Why can’t Amazon AWS or Microsoft Azure?
All the major cloud vendors provide their own tools to define their infrastructure in the form of templates that can be reused. These tools are very similar to Terraform in achieving their goals.
The only problem with these templates is that they are cloud-specific that means AWS CloudFormation templates can only be used to create AWS resources and Azure ARM templates can only be used to create Azure resources.
Basically, you cannot migrate to different cloud providers as they are closely integrated with their cloud vendors.
When writing a Terraform file, we can easily migrate it within cloud providers. It is a cloud-agnostic tool which enables the provisioning of hybrid-cloud infrastructures with a single tool.
Terraform even ships with providers for lots of different services including AWS, Google Cloud, OpenStack, CloudFlare, DNSimple, and more.
Advantages of Terraform
Orchestration, not merely Configuration: All the configuration management tools were created for server configuration and their primary goal was to install and manage the software already existed in the server / virtual machine. Terraform concentrates more on server provisioning. When the whole cloud infrastructure is treated as a code and all the parameters are combined in a configuration file, all the members of the team can easily collaborate on them as they would do on any other code.
Multi-Provider: This is the most versatile feature of Terraform that it supports multi-cloud orchestration such as AWS, Azure, OpenStack, etc as well as on-premises deployments. This is really helpful when we use two different resources from two different cloud providers at the same time.
Immutable infrastructure: When Chef, Salt, Puppet, and Ansible runs any software updates on servers, this can quite often lead to a configuration drift when differences in the configuration lead to bugs that can lead to security breaches. Terraform addresses the issue by utilizing an immutable infrastructure approach where every configuration change leads to a separate configuration snapshot which means deployment of a new server and de-provisioning the old one. This way, updating the development environment goes very smooth and bug-free and even returning to the old configuration is as easy as rolling back to a specific version.
Syntax: Terraform uses a custom language known as HCL (HashiCorp Configuration Language). This language was designed to compromise the human readable and the machine friendly languages.
Dry Runs: One another advantages of Terraform is that it supports something called Plan. This looks at the Terraform file and determines the changes you are going to make in the infrastructure before actually making it.
Client-only architecture: Terraform leverages the cloud provider’s API for provisioning the infrastructure which eliminates the need for additional checks and also running the configuration management system in a separate server. Ansible does this by connecting through SSH, yet with limitations. Terraform works with APIs and opens up the endless varieties of options which makes it more secure, reliable and easy to use.
Super Portability: You have only one tool and one language for describing the infrastructure for multiple cloud providers. Migrating to vendors is not a problem anymore.
Disadvantages of Terraform
Terraform is a new tool so it’s not that perfect. With less user base and developers, it’s still in developing phase. Even the community size is not that big as compared to the other tools in the competition.
It was developed by keeping cloud orchestration in mind but Ansible, Puppet works super fine with bare-metal servers too. That makes Terraform configurations nice but not an all-in-one solution.
Terraform resources are created by HashiCorp, so there can be a delay in adding something which is newly released. Just take an example of a new resource created in AWS. After the functionality is added in AWS, HashiCorp will start working on integrating that in Terraform.
Being an open-source tool, Terraform has a strong community of developers all around the world. It will not be the fall of other tools like Ansible, Chef or Puppet but Terraform will take a right place in the DevOps Toolkit.

Excerpted data:
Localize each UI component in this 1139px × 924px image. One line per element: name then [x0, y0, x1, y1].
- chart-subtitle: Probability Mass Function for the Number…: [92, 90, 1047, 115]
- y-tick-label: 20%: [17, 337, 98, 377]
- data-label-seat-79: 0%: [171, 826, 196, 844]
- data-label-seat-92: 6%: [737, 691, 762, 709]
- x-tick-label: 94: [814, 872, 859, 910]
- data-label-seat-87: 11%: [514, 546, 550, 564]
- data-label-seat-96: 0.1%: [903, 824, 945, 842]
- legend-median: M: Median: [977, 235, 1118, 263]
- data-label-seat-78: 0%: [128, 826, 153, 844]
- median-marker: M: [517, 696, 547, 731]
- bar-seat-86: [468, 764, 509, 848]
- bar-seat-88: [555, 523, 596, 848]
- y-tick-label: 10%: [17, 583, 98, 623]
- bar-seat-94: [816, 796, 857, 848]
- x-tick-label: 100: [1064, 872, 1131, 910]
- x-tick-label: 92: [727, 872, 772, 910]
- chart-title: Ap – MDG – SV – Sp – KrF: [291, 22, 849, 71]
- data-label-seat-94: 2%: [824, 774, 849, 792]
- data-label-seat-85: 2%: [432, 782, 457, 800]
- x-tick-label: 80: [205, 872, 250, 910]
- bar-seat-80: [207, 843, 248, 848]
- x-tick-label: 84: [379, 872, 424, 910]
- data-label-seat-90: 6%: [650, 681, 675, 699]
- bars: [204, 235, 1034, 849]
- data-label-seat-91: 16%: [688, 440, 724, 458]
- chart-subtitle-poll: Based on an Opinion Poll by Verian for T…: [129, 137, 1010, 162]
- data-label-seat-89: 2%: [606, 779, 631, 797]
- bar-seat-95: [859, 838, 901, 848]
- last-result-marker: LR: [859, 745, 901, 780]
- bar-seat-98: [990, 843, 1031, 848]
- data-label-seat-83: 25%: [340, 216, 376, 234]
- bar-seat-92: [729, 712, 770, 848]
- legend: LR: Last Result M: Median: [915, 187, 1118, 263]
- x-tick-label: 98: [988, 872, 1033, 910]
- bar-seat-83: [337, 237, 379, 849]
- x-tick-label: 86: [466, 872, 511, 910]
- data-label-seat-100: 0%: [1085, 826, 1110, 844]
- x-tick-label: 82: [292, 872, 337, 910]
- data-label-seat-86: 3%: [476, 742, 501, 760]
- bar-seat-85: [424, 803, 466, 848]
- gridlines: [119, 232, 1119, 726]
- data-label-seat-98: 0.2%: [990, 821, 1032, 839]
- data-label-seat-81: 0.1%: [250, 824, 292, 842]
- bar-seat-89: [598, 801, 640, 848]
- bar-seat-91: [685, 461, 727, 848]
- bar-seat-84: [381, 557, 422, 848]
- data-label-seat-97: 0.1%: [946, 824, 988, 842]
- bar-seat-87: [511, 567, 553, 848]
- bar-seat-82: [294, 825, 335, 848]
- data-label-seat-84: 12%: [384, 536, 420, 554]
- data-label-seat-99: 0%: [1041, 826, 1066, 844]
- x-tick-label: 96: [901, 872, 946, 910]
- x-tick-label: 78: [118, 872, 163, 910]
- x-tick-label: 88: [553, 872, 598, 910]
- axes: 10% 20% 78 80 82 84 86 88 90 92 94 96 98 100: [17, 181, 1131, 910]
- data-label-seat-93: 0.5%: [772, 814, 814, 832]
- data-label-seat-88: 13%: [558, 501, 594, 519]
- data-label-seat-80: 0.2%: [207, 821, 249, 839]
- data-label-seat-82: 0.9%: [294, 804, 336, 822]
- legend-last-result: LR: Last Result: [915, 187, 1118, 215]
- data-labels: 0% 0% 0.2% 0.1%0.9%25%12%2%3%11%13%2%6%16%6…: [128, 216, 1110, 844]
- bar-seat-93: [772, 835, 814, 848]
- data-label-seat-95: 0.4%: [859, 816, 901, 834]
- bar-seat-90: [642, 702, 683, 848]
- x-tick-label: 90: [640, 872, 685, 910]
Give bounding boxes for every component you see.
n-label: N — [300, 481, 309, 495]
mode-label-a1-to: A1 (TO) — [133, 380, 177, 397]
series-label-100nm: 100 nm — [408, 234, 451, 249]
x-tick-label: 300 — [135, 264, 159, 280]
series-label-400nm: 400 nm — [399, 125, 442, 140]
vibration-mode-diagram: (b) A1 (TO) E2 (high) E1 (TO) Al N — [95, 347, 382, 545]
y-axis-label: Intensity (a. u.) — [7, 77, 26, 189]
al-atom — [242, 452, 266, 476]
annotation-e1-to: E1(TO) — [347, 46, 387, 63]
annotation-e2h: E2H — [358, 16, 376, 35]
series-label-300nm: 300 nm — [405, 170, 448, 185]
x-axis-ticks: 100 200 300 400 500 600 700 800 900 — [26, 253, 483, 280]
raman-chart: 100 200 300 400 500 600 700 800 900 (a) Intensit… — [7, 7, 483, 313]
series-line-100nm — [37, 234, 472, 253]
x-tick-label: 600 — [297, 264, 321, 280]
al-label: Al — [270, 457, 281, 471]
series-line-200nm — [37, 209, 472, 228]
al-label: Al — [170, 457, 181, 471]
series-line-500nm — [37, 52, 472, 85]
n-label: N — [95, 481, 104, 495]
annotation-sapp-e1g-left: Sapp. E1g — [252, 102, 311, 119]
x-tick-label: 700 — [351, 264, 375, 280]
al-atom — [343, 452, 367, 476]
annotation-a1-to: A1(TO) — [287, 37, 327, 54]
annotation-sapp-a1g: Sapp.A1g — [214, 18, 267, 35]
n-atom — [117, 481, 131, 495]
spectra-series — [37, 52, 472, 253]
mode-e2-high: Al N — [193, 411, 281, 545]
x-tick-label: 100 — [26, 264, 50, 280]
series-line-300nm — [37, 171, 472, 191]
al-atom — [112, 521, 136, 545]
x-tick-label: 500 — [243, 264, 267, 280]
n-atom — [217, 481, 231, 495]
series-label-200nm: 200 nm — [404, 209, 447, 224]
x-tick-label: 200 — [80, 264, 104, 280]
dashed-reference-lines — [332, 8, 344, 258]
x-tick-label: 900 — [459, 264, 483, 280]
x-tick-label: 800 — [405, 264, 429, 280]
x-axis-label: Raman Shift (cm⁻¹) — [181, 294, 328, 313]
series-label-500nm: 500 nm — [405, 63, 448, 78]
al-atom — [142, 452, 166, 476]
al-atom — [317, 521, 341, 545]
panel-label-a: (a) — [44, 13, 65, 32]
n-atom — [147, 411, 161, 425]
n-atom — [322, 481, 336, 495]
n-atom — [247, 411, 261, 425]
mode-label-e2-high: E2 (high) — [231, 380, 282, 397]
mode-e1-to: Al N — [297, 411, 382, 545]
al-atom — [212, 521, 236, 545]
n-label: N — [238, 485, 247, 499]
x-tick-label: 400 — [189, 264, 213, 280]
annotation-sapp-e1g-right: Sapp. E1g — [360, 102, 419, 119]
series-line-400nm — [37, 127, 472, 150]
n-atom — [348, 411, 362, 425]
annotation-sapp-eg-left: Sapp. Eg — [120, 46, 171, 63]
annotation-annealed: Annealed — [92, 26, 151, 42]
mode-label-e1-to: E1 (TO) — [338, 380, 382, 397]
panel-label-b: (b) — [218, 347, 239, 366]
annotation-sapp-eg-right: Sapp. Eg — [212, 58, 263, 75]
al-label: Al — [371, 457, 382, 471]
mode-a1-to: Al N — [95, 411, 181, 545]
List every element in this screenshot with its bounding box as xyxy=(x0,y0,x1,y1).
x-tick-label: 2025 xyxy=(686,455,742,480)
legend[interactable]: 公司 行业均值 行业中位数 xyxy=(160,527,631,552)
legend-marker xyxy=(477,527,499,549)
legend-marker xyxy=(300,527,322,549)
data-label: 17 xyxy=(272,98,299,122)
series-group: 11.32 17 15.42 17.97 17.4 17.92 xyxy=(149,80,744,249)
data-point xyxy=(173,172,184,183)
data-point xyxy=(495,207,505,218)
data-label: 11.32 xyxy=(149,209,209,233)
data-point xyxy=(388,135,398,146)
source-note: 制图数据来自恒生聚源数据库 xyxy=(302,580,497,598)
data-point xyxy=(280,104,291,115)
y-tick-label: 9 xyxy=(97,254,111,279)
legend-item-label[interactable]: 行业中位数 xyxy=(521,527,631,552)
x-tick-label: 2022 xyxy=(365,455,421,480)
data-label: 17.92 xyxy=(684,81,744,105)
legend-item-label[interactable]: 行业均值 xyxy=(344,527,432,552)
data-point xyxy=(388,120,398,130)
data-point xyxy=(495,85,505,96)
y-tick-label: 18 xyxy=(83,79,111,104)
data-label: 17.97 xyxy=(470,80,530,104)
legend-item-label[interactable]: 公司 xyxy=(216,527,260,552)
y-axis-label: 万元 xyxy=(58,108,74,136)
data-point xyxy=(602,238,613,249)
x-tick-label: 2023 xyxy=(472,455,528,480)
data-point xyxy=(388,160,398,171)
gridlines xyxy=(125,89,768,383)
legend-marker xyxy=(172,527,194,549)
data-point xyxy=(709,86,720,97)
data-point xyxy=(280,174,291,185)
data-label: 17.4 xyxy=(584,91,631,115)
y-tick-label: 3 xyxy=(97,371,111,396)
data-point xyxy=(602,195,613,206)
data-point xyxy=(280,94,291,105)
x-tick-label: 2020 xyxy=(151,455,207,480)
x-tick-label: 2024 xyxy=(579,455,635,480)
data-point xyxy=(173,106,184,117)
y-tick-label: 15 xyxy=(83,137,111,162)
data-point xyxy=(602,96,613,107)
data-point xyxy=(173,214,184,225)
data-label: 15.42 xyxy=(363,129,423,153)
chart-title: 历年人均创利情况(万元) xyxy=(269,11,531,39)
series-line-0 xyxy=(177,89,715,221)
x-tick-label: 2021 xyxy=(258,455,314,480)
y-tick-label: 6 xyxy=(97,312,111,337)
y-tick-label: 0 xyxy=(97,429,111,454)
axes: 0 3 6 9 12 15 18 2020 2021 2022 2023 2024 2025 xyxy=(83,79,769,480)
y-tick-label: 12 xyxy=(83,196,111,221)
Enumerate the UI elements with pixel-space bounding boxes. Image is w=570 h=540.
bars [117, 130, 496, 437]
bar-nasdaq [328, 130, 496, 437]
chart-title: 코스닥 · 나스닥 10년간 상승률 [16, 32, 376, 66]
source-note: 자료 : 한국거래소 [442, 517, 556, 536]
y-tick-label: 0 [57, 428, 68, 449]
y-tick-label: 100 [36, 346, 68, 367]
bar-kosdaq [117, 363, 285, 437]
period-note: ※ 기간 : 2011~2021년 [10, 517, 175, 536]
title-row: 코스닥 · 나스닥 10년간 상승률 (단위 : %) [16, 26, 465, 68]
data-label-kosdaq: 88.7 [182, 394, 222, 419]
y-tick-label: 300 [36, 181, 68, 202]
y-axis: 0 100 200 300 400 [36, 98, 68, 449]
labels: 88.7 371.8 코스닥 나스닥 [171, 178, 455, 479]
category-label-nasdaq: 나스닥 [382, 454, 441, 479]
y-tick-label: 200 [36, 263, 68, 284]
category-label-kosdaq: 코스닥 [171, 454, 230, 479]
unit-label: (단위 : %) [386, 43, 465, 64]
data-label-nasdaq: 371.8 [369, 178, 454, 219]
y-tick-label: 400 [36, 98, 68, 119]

Required action 1: Return the Terraform text from "Super Portability: You" to "in the competition.", copying it word for word.
Required action 2: Using the Terraform text, say yes or no to each statement below and quote the words that decide it. (a) Terraform uses a custom language called HCL. (b) Ansible connects through SSH without limitations. (c) AWS CloudFormation templates can be used to create Azure resources.

Exercise output 1:
Super Portability: You have only one tool and one language for describing the infrastructure for multiple cloud providers. Migrating to vendors is not a problem anymore.
Disadvantages of Terraform
Terraform is a new tool so it’s not that perfect. With less user base and developers, it’s still in developing phase. Even the community size is not that big as compared to the other tools in the competition.

Exercise output 2:
(a) Yes: "Terraform uses a custom language known as HCL (HashiCorp Configuration Language)."
(b) No: "Ansible does this by connecting through SSH, yet with limitations."
(c) No: "AWS CloudFormation templates can only be used to create AWS resources"